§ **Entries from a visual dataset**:
● ● ● ● ● ● ●

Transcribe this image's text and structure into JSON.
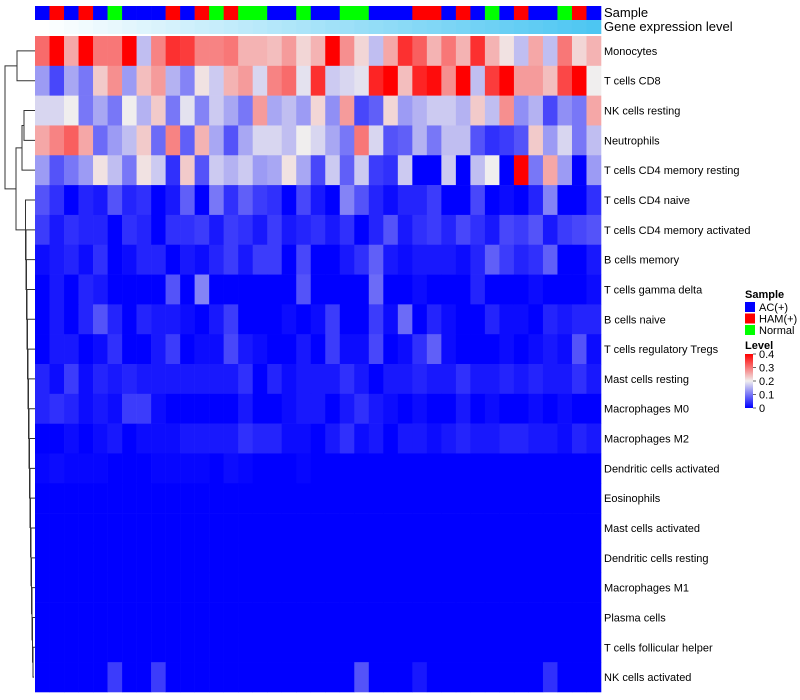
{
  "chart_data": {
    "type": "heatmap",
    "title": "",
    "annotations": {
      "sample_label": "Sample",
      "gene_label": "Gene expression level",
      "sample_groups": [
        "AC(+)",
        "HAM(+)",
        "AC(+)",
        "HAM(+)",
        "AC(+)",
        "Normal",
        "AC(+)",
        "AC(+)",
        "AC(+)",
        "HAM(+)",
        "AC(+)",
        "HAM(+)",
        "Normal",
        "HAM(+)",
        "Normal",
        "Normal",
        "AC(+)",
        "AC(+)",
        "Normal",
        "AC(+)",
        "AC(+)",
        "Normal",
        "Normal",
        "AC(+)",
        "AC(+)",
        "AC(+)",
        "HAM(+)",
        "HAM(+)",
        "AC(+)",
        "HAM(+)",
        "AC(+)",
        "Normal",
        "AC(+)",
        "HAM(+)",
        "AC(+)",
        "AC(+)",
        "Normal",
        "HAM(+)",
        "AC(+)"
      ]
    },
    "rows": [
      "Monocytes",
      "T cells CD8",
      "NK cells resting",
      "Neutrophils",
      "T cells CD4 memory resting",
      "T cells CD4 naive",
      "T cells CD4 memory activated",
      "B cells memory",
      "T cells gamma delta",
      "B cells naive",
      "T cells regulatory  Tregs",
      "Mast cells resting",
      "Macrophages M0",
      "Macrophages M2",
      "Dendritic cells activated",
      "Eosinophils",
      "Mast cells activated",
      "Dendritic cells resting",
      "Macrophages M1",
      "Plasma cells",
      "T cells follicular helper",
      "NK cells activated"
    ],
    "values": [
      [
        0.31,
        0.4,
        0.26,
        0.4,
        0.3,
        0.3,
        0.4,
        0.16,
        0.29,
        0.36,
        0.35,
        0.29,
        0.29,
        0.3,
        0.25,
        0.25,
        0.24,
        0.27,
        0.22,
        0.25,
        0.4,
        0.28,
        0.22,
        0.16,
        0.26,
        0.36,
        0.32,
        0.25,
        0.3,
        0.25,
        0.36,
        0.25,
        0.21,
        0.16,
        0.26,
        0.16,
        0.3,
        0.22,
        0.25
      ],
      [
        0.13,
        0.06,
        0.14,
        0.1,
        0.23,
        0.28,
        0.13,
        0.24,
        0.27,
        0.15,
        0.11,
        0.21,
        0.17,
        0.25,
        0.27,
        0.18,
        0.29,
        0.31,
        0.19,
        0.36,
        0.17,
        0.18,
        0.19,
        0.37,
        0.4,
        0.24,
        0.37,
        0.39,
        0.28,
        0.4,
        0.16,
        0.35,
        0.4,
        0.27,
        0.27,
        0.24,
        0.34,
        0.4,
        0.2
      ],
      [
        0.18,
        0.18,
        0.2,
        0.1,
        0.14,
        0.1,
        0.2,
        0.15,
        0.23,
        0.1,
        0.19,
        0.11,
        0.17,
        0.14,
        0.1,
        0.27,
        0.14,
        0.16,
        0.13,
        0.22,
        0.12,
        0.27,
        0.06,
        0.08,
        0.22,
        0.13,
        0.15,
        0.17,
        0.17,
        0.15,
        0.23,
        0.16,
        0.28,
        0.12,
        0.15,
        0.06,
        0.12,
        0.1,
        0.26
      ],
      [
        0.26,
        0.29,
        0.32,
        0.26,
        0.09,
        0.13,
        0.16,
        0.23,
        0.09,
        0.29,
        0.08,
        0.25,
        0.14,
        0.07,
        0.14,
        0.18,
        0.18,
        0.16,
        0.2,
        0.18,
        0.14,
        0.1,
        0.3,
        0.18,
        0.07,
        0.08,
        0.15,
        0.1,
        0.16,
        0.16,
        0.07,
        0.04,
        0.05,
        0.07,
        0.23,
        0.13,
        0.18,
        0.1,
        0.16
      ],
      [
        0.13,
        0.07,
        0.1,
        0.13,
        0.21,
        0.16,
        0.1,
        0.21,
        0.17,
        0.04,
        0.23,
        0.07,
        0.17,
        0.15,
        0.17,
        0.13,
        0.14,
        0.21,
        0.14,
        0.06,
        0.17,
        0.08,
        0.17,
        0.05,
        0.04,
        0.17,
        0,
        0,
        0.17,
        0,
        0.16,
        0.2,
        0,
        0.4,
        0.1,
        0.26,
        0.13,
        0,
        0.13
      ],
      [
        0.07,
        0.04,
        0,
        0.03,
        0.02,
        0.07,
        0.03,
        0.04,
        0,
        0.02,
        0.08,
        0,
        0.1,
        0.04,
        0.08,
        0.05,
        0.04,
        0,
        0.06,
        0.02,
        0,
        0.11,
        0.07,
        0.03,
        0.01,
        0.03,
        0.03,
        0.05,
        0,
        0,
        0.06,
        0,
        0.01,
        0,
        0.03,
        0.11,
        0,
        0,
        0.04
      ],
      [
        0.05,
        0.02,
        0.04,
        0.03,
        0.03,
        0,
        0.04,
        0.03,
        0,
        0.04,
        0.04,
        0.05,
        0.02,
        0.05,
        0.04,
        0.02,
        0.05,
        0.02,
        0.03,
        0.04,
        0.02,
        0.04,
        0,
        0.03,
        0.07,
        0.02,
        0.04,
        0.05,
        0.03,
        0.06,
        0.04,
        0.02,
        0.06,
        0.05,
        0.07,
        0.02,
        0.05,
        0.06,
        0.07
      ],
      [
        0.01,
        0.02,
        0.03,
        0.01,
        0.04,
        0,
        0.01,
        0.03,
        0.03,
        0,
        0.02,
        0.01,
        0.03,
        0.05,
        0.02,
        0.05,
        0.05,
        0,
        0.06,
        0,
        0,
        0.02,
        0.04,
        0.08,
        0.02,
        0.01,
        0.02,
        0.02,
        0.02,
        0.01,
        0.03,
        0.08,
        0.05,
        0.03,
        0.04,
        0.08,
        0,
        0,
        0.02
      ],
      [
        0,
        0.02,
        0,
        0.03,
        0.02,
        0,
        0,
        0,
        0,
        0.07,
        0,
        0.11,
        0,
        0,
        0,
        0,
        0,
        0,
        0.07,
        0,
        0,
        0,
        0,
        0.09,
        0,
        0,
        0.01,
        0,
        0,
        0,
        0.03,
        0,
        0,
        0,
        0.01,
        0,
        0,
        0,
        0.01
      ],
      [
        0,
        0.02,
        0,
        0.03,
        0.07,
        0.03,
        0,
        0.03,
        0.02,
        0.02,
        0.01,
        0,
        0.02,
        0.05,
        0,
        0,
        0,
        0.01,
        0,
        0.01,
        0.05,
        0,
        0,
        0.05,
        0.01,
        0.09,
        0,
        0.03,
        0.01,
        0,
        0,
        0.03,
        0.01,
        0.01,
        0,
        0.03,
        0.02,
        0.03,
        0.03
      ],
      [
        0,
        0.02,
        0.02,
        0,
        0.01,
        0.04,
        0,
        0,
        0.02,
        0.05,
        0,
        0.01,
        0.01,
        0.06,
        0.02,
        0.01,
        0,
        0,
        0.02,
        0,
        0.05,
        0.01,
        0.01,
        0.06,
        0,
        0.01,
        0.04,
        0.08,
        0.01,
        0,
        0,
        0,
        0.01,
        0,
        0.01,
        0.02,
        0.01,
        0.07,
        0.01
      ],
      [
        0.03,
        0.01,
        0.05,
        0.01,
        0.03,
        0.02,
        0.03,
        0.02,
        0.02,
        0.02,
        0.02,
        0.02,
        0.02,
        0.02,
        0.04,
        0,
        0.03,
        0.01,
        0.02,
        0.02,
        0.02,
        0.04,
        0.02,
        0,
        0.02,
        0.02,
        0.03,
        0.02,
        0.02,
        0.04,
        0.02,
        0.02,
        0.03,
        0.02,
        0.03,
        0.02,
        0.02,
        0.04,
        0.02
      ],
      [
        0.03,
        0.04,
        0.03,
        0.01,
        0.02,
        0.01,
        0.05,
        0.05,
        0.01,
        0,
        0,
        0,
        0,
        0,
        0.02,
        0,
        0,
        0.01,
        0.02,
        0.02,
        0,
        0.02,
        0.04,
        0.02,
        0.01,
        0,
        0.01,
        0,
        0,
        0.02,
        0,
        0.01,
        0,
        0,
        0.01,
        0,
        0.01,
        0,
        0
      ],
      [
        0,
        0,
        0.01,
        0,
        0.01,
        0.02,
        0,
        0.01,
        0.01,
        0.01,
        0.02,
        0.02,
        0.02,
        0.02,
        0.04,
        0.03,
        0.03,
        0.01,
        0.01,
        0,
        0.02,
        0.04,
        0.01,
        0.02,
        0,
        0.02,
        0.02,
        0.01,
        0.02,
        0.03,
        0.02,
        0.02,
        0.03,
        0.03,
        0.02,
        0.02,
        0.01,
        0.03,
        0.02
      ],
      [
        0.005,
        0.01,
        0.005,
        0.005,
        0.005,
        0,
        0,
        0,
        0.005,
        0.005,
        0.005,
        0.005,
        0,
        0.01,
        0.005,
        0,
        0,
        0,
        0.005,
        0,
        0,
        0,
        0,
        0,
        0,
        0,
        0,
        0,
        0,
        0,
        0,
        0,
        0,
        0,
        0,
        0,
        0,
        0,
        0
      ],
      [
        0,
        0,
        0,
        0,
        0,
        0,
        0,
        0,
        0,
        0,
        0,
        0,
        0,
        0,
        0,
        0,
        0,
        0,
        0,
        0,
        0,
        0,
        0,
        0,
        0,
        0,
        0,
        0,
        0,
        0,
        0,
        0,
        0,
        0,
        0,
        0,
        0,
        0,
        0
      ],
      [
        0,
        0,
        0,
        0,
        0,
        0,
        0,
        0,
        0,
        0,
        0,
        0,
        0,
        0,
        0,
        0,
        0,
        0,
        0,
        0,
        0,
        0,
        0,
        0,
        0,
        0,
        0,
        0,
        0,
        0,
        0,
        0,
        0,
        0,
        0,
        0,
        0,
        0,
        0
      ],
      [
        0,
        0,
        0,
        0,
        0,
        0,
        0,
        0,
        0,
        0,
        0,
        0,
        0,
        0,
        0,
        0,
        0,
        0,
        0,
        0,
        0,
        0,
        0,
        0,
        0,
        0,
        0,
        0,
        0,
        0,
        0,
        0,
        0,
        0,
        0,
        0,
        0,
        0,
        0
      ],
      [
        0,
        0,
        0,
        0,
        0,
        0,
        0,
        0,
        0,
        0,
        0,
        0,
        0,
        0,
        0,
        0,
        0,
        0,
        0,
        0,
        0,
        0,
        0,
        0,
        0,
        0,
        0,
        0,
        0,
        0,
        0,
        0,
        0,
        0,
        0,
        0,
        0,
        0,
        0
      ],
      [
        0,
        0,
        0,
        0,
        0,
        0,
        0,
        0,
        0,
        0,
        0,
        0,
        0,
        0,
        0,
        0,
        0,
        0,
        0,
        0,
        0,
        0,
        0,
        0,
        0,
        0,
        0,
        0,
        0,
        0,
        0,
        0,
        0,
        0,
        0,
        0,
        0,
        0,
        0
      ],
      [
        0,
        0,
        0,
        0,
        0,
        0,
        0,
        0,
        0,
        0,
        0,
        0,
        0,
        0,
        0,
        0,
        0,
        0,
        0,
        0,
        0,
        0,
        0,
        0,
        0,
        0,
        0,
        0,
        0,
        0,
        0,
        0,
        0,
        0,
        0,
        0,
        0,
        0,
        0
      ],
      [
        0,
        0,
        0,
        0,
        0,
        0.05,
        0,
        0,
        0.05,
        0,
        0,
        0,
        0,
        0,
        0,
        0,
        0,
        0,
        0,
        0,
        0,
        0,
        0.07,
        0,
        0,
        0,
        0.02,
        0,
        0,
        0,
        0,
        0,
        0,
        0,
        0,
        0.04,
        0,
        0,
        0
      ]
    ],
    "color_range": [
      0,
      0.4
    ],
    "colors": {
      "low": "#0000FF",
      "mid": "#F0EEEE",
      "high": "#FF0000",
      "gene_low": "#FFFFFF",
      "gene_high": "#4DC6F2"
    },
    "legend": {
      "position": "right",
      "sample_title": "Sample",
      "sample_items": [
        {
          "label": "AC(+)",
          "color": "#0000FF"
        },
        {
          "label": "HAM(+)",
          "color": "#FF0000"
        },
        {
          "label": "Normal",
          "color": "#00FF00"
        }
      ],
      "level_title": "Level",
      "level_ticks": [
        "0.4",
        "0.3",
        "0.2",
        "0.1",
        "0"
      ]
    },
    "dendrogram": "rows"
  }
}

● ● ● ● ● ● ●

§ **WHAT THIS TASK INVOLVES**:
The answer must be every line of the records above that holds the word "Macrophages".

§ **TASK RESPONSE**:
      "Macrophages M0",
      "Macrophages M2",
      "Macrophages M1",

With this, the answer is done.